Set exercise ▸
Count every line that includes the string "JSON" in the entries that follow. Nothing besides the number is needed.

··· Information given ···

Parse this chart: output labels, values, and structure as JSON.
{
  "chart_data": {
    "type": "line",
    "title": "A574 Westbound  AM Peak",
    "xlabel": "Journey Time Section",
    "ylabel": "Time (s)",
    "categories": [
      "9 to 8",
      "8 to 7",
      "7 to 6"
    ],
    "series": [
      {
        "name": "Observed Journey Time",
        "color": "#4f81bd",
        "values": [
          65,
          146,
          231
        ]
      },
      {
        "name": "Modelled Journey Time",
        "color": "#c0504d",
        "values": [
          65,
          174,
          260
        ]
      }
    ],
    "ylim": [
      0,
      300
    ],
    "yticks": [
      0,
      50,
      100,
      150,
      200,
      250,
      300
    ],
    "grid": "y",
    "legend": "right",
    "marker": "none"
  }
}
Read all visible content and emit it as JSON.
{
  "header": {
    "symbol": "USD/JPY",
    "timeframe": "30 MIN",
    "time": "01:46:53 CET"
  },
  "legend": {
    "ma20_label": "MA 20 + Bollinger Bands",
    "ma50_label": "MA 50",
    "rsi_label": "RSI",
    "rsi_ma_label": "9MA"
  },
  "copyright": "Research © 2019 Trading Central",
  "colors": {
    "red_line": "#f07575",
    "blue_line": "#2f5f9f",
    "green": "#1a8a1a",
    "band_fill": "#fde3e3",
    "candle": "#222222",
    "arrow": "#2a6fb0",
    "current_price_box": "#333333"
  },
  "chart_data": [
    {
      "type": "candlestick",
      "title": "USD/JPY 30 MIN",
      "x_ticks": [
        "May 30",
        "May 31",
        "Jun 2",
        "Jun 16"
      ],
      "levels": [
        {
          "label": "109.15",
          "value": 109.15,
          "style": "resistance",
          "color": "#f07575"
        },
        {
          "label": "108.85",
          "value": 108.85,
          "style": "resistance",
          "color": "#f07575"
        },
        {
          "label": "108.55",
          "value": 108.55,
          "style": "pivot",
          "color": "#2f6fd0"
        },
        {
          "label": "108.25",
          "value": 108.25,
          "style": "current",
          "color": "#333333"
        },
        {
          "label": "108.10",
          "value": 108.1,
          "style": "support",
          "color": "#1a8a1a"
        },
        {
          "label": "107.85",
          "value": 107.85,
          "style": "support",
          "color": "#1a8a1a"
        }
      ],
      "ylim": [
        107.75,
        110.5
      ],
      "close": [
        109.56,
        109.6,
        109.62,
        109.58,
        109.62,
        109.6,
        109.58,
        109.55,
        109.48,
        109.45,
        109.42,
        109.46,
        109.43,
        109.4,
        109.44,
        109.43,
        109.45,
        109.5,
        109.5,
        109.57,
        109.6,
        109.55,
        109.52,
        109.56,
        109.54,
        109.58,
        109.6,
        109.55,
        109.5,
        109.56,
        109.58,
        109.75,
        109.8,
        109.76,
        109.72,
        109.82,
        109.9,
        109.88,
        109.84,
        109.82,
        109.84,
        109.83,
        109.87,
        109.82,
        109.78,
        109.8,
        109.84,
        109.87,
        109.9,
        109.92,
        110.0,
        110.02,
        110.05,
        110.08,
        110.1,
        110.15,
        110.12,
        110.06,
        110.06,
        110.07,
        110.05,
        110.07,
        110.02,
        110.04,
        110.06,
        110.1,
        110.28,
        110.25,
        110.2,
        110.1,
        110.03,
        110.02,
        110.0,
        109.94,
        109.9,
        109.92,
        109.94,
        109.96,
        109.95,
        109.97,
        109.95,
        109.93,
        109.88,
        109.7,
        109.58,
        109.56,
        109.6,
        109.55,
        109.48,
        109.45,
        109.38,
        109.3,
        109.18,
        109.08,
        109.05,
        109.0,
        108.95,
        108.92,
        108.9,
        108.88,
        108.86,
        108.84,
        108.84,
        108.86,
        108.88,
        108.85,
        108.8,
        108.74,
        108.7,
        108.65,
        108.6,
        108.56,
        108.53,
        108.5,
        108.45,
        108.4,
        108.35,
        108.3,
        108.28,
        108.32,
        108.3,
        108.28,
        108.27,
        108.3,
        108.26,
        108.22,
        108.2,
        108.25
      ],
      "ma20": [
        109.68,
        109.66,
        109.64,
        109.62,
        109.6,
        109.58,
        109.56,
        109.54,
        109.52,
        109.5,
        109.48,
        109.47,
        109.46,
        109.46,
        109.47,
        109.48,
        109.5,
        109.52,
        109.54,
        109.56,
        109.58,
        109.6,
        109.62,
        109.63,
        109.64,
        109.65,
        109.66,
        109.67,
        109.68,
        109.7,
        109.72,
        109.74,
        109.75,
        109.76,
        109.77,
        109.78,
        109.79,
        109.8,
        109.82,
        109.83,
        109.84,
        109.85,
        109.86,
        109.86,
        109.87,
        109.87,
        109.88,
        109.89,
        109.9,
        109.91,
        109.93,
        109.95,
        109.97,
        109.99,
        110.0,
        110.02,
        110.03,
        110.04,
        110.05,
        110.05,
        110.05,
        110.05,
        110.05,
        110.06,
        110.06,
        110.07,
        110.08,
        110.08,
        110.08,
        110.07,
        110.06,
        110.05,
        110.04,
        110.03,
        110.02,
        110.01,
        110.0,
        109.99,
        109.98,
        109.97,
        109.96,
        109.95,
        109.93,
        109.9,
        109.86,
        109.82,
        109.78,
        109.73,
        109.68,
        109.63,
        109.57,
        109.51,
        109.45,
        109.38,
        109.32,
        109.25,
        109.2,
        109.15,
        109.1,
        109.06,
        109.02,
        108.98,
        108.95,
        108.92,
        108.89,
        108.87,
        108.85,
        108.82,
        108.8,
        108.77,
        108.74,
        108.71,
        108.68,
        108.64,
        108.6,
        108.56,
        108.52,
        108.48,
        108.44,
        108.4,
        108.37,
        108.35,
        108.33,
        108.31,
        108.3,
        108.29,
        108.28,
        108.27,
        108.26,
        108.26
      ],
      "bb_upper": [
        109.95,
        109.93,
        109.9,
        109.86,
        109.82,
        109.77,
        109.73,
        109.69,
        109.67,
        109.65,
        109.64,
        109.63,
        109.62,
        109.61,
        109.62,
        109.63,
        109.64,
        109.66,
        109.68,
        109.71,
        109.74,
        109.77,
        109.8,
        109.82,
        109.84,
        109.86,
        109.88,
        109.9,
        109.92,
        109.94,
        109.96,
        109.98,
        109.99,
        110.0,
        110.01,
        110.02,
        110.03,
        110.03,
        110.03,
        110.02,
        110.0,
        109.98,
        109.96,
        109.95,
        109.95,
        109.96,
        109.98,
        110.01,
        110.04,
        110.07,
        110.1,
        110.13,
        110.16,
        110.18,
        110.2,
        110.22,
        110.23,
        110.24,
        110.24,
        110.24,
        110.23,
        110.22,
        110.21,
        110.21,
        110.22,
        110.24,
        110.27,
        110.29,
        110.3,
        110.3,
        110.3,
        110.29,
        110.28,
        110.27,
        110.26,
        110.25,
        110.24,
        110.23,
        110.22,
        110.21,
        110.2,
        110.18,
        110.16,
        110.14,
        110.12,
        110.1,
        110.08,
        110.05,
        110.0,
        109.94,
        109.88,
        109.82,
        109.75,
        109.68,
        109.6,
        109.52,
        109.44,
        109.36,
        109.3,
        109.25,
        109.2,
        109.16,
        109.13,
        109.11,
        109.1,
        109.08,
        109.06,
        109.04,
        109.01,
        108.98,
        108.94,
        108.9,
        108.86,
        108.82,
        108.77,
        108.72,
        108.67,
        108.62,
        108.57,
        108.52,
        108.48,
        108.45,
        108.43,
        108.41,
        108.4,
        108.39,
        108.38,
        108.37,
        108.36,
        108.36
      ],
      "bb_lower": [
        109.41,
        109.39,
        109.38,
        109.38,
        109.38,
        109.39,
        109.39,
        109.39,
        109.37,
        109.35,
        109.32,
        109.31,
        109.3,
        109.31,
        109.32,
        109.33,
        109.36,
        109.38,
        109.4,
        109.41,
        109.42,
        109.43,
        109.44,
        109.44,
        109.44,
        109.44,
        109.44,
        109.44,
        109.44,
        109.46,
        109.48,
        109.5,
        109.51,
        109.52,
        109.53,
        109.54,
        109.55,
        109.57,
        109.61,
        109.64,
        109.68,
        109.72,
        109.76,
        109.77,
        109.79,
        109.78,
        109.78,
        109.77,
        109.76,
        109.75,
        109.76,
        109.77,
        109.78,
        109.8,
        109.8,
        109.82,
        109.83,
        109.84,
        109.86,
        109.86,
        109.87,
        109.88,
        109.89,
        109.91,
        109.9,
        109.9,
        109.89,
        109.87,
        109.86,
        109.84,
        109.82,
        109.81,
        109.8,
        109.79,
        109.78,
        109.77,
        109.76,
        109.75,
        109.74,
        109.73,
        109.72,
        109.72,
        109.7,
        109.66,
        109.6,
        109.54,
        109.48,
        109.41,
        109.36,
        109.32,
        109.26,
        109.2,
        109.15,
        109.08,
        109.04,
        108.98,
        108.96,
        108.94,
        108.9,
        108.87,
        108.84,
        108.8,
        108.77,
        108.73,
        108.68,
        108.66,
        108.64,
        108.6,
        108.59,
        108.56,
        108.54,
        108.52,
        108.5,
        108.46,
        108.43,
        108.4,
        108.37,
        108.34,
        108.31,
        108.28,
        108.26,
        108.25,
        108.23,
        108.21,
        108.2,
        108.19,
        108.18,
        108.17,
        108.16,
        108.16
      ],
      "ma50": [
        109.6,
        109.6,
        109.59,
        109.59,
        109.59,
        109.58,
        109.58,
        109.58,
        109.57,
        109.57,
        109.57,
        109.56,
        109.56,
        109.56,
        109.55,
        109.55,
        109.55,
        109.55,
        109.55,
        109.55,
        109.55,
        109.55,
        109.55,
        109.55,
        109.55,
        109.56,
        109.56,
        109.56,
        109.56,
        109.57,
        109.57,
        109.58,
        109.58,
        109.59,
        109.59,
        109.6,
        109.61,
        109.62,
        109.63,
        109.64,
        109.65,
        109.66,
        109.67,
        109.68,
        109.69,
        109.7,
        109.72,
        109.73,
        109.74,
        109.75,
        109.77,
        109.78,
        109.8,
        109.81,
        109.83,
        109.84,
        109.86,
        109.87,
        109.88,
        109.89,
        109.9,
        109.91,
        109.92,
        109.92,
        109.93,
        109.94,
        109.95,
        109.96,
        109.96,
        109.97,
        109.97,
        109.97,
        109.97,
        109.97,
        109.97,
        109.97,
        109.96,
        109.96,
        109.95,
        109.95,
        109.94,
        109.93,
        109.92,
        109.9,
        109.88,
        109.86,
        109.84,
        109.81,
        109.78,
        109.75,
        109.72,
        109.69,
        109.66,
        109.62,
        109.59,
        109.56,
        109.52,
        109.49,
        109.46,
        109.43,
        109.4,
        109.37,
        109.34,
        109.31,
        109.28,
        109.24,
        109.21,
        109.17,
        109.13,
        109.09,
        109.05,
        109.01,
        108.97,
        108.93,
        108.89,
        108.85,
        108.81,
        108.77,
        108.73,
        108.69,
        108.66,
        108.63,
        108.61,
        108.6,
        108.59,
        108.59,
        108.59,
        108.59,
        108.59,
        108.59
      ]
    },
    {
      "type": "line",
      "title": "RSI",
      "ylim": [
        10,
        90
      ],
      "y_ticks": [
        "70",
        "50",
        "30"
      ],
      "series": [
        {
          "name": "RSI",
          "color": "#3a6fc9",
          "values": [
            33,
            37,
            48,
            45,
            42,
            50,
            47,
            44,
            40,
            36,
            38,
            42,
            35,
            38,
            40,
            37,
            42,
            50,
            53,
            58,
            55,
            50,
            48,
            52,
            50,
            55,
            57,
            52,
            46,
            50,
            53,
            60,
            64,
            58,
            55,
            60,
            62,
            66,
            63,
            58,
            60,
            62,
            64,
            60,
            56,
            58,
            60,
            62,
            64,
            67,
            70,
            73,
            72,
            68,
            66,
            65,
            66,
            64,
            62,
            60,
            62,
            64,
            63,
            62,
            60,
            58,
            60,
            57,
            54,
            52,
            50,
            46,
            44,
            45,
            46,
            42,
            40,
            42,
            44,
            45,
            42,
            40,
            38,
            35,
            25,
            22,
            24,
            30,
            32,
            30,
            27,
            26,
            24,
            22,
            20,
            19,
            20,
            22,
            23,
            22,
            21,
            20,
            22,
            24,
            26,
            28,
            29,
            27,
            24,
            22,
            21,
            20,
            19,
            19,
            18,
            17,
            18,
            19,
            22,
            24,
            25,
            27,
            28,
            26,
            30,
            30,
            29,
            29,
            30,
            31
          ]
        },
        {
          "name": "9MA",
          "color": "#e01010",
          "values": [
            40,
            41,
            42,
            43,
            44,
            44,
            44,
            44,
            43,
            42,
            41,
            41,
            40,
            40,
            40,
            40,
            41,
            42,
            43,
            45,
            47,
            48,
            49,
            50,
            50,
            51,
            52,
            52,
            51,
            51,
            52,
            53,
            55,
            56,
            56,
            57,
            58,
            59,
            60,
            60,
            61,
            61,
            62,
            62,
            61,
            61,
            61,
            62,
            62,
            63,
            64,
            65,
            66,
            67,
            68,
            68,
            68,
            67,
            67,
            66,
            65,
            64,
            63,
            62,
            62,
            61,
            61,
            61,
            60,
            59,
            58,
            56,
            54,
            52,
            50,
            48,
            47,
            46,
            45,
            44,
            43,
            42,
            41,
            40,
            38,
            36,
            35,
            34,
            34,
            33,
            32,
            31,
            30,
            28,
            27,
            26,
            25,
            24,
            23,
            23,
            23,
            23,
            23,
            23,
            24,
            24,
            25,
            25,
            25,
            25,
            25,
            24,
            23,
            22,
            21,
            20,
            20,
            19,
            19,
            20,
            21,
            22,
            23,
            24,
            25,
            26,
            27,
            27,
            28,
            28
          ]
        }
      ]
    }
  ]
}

···

Result for this task ▸
2